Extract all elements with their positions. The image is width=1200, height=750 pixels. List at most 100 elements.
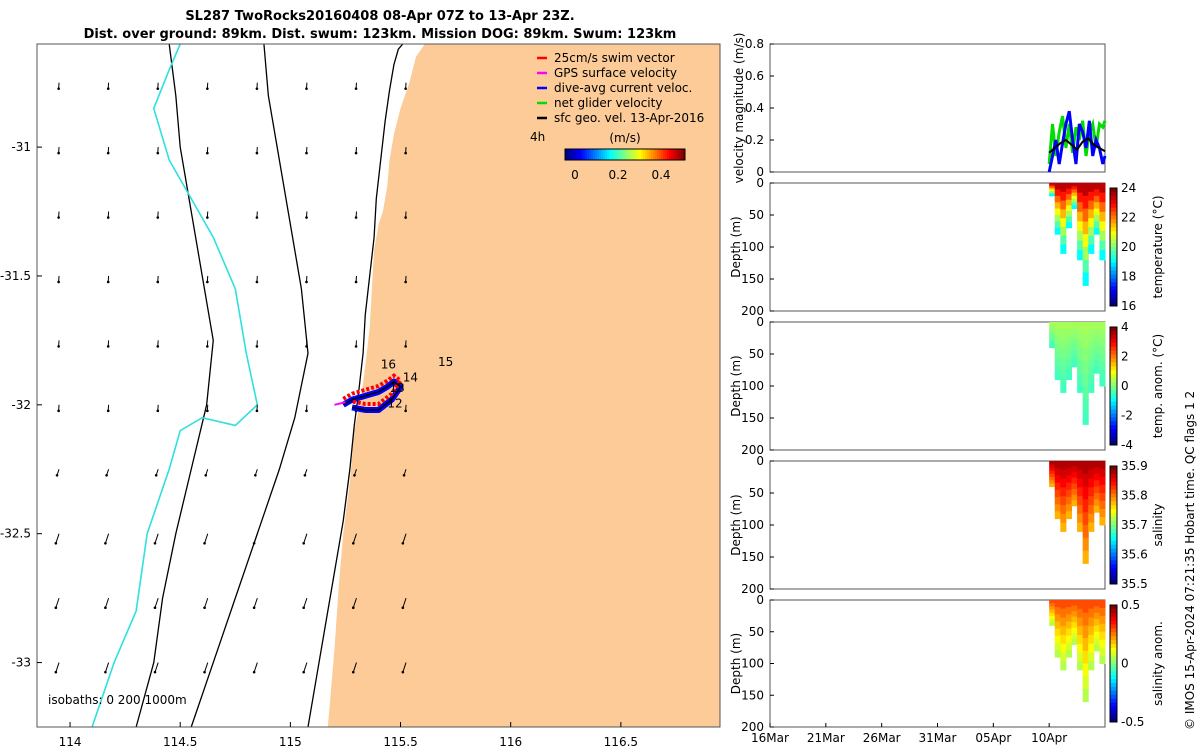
current-arrow-head <box>104 606 107 610</box>
colorbar-segment <box>1110 370 1117 375</box>
colorbar-frame <box>1109 187 1118 307</box>
profile-cell <box>1093 606 1100 614</box>
isobath-label: isobaths: 0 200 1000m <box>48 693 187 707</box>
profile-cell <box>1093 202 1100 210</box>
colorbar-segment <box>1110 616 1117 622</box>
colorbar-segment <box>1110 441 1117 446</box>
profile-cell <box>1077 250 1084 261</box>
velocity-ytick-label: 0.2 <box>745 133 764 147</box>
colorbar-segment <box>1110 350 1117 356</box>
profile-cell <box>1071 461 1078 468</box>
profile-cell <box>1077 202 1084 213</box>
legend-entry: net glider velocity <box>554 96 662 110</box>
colorbar-segment <box>1110 250 1117 256</box>
profile-cell <box>1065 635 1072 644</box>
current-arrow <box>253 597 258 608</box>
profile-cell <box>1082 688 1089 703</box>
profile-cell <box>1054 227 1061 235</box>
profile-cell <box>1071 472 1078 479</box>
profile-cell <box>1054 497 1061 505</box>
colorbar-segment <box>1110 362 1117 367</box>
colorbar-segment <box>627 149 630 160</box>
profile-cell <box>1082 208 1089 222</box>
colorbar-segment <box>1110 580 1117 585</box>
depth-ytick-label: 50 <box>749 347 764 361</box>
profile-cell <box>1077 357 1084 367</box>
profile-cell <box>1077 661 1084 671</box>
colorbar-segment <box>1110 667 1117 672</box>
colorbar-segment <box>1110 473 1117 479</box>
profile-cell <box>1071 205 1078 210</box>
profile-cell <box>1077 383 1084 393</box>
profile-cell <box>1093 221 1100 229</box>
colorbar-segment <box>597 149 600 160</box>
colorbar-segment <box>1110 405 1117 411</box>
colorbar-segment <box>1110 509 1117 514</box>
colorbar-segment <box>631 149 634 160</box>
profile-cell <box>1060 634 1067 645</box>
profile-cell <box>1060 200 1067 210</box>
colorbar-segment <box>1110 358 1117 363</box>
profile-cell <box>1065 322 1072 330</box>
profile-cell <box>1082 247 1089 261</box>
current-arrow <box>402 597 407 608</box>
depth-ytick-label: 200 <box>741 582 764 596</box>
profile-cell <box>1060 461 1067 471</box>
colorbar-tick-label: 35.9 <box>1121 459 1148 473</box>
current-arrow-head <box>305 151 308 155</box>
colorbar-label: salinity <box>1151 503 1165 546</box>
depth-ytick-label: 50 <box>749 208 764 222</box>
colorbar-segment <box>1110 294 1117 299</box>
profile-cell <box>1082 334 1089 349</box>
colorbar-segment <box>601 149 604 160</box>
profile-cell <box>1082 461 1089 475</box>
profile-cell <box>1082 183 1089 197</box>
time-tick-label: 10Apr <box>1031 731 1067 745</box>
profile-cell <box>1093 600 1100 607</box>
colorbar-segment <box>1110 608 1117 614</box>
profile-cell <box>1065 475 1072 484</box>
current-arrow-head <box>351 541 355 545</box>
profile-cell <box>1099 600 1106 609</box>
profile-cell <box>1082 676 1089 690</box>
colorbar-segment <box>1110 378 1117 383</box>
profile-cell <box>1071 611 1078 618</box>
profile-cell <box>1060 643 1067 653</box>
colorbar-segment <box>1110 536 1117 542</box>
colorbar-segment <box>625 149 628 160</box>
colorbar-tick-label: 0.2 <box>608 168 627 182</box>
day-label: 16 <box>381 358 396 372</box>
profile-cell <box>1099 378 1106 387</box>
colorbar-segment <box>587 149 590 160</box>
current-arrow <box>303 662 308 673</box>
profile-cell <box>1077 513 1084 524</box>
colorbar-segment <box>1110 199 1117 205</box>
colorbar-segment <box>681 149 684 160</box>
current-arrow-head <box>206 345 209 348</box>
current-arrow <box>204 597 209 608</box>
colorbar-segment <box>1110 647 1117 653</box>
profile-cell <box>1077 643 1084 653</box>
legend-entry: sfc geo. vel. 13-Apr-2016 <box>554 111 704 125</box>
current-arrow <box>55 662 60 673</box>
profile-cell <box>1054 614 1061 622</box>
profile-cell <box>1082 537 1089 552</box>
current-arrow-head <box>54 670 58 674</box>
current-arrow <box>154 662 159 673</box>
current-arrow <box>104 533 110 544</box>
profile-cell <box>1099 240 1106 251</box>
current-arrow-head <box>54 606 58 610</box>
profile-cell <box>1099 346 1106 355</box>
profile-cell <box>1054 202 1061 210</box>
profile-cell <box>1082 272 1089 286</box>
profile-cell <box>1077 339 1084 349</box>
depth-ytick-label: 150 <box>741 272 764 286</box>
current-arrow-head <box>401 606 405 610</box>
colorbar-segment <box>651 149 654 160</box>
depth-ytick-label: 100 <box>741 657 764 671</box>
colorbar-segment <box>1110 211 1117 217</box>
current-arrow-head <box>57 151 60 155</box>
colorbar-segment <box>623 149 626 160</box>
map-ytick-label: -31 <box>11 140 31 154</box>
profile-cell <box>1093 644 1100 652</box>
☆ ☆ ☆ ☆
## TASK INSTRUCTIONS
Lay out the listing above as a Markdown table with the columns "Row" and "Entry", one row per line, numbered in order. Omit blank lines and picture placeholders.

## SOLUTION TO THIS EXERCISE
| Row | Entry |
|---|---|
| 1 | Extract all elements with their positions. The image is width=1200, height=750 pixels. List at most 100 elements. |
| 2 | current-arrow-head <box>104 606 107 610</box> |
| 3 | colorbar-segment <box>1110 370 1117 375</box> |
| 4 | colorbar-frame <box>1109 187 1118 307</box> |
| 5 | profile-cell <box>1093 606 1100 614</box> |
| 6 | isobath-label: isobaths: 0 200 1000m <box>48 693 187 707</box> |
| 7 | profile-cell <box>1093 202 1100 210</box> |
| 8 | colorbar-segment <box>1110 616 1117 622</box> |
| 9 | colorbar-segment <box>1110 441 1117 446</box> |
| 10 | profile-cell <box>1077 250 1084 261</box> |
| 11 | velocity-ytick-label: 0.2 <box>745 133 764 147</box> |
| 12 | colorbar-segment <box>1110 350 1117 356</box> |
| 13 | profile-cell <box>1071 461 1078 468</box> |
| 14 | profile-cell <box>1077 202 1084 213</box> |
| 15 | legend-entry: net glider velocity <box>554 96 662 110</box> |
| 16 | colorbar-segment <box>1110 250 1117 256</box> |
| 17 | profile-cell <box>1065 635 1072 644</box> |
| 18 | current-arrow <box>253 597 258 608</box> |
| 19 | profile-cell <box>1082 688 1089 703</box> |
| 20 | profile-cell <box>1054 227 1061 235</box> |
| 21 | profile-cell <box>1071 472 1078 479</box> |
| 22 | profile-cell <box>1054 497 1061 505</box> |
| 23 | colorbar-segment <box>1110 362 1117 367</box> |
| 24 | colorbar-segment <box>627 149 630 160</box> |
| 25 | profile-cell <box>1082 208 1089 222</box> |
| 26 | colorbar-segment <box>1110 580 1117 585</box> |
| 27 | depth-ytick-label: 50 <box>749 347 764 361</box> |
| 28 | profile-cell <box>1077 357 1084 367</box> |
| 29 | profile-cell <box>1077 661 1084 671</box> |
| 30 | colorbar-segment <box>1110 667 1117 672</box> |
| 31 | colorbar-segment <box>1110 473 1117 479</box> |
| 32 | profile-cell <box>1071 205 1078 210</box> |
| 33 | profile-cell <box>1077 383 1084 393</box> |
| 34 | profile-cell <box>1093 221 1100 229</box> |
| 35 | colorbar-segment <box>597 149 600 160</box> |
| 36 | colorbar-segment <box>1110 405 1117 411</box> |
| 37 | colorbar-segment <box>1110 509 1117 514</box> |
| 38 | colorbar-segment <box>631 149 634 160</box> |
| 39 | profile-cell <box>1060 634 1067 645</box> |
| 40 | profile-cell <box>1060 200 1067 210</box> |
| 41 | colorbar-segment <box>1110 358 1117 363</box> |
| 42 | profile-cell <box>1065 322 1072 330</box> |
| 43 | profile-cell <box>1082 247 1089 261</box> |
| 44 | current-arrow <box>402 597 407 608</box> |
| 45 | depth-ytick-label: 200 <box>741 582 764 596</box> |
| 46 | profile-cell <box>1060 461 1067 471</box> |
| 47 | colorbar-tick-label: 35.9 <box>1121 459 1148 473</box> |
| 48 | current-arrow-head <box>305 151 308 155</box> |
| 49 | colorbar-label: salinity <box>1151 503 1165 546</box> |
| 50 | depth-ytick-label: 50 <box>749 208 764 222</box> |
| 51 | colorbar-segment <box>1110 294 1117 299</box> |
| 52 | profile-cell <box>1082 334 1089 349</box> |
| 53 | colorbar-segment <box>601 149 604 160</box> |
| 54 | profile-cell <box>1082 461 1089 475</box> |
| 55 | profile-cell <box>1082 183 1089 197</box> |
| 56 | time-tick-label: 10Apr <box>1031 731 1067 745</box> |
| 57 | profile-cell <box>1093 600 1100 607</box> |
| 58 | colorbar-segment <box>1110 608 1117 614</box> |
| 59 | profile-cell <box>1065 475 1072 484</box> |
| 60 | current-arrow-head <box>351 541 355 545</box> |
| 61 | profile-cell <box>1099 600 1106 609</box> |
| 62 | profile-cell <box>1082 676 1089 690</box> |
| 63 | colorbar-segment <box>1110 378 1117 383</box> |
| 64 | profile-cell <box>1071 611 1078 618</box> |
| 65 | profile-cell <box>1060 643 1067 653</box> |
| 66 | colorbar-segment <box>1110 536 1117 542</box> |
| 67 | colorbar-segment <box>625 149 628 160</box> |
| 68 | colorbar-tick-label: 0.2 <box>608 168 627 182</box> |
| 69 | day-label: 16 <box>381 358 396 372</box> |
| 70 | profile-cell <box>1099 378 1106 387</box> |
| 71 | colorbar-segment <box>587 149 590 160</box> |
| 72 | current-arrow <box>303 662 308 673</box> |
| 73 | profile-cell <box>1077 513 1084 524</box> |
| 74 | colorbar-segment <box>1110 199 1117 205</box> |
| 75 | colorbar-segment <box>681 149 684 160</box> |
| 76 | current-arrow-head <box>206 345 209 348</box> |
| 77 | current-arrow <box>204 597 209 608</box> |
| 78 | colorbar-segment <box>1110 647 1117 653</box> |
| 79 | profile-cell <box>1077 643 1084 653</box> |
| 80 | legend-entry: sfc geo. vel. 13-Apr-2016 <box>554 111 704 125</box> |
| 81 | current-arrow <box>55 662 60 673</box> |
| 82 | profile-cell <box>1054 614 1061 622</box> |
| 83 | profile-cell <box>1082 537 1089 552</box> |
| 84 | current-arrow-head <box>54 670 58 674</box> |
| 85 | current-arrow <box>154 662 159 673</box> |
| 86 | current-arrow <box>104 533 110 544</box> |
| 87 | profile-cell <box>1099 240 1106 251</box> |
| 88 | current-arrow-head <box>54 606 58 610</box> |
| 89 | profile-cell <box>1099 346 1106 355</box> |
| 90 | profile-cell <box>1054 202 1061 210</box> |
| 91 | profile-cell <box>1082 272 1089 286</box> |
| 92 | profile-cell <box>1077 339 1084 349</box> |
| 93 | depth-ytick-label: 150 <box>741 272 764 286</box> |
| 94 | current-arrow-head <box>401 606 405 610</box> |
| 95 | colorbar-segment <box>651 149 654 160</box> |
| 96 | depth-ytick-label: 100 <box>741 657 764 671</box> |
| 97 | colorbar-segment <box>1110 211 1117 217</box> |
| 98 | current-arrow-head <box>57 151 60 155</box> |
| 99 | colorbar-segment <box>623 149 626 160</box> |
| 100 | map-ytick-label: -31 <box>11 140 31 154</box> |
| 101 | profile-cell <box>1093 644 1100 652</box> |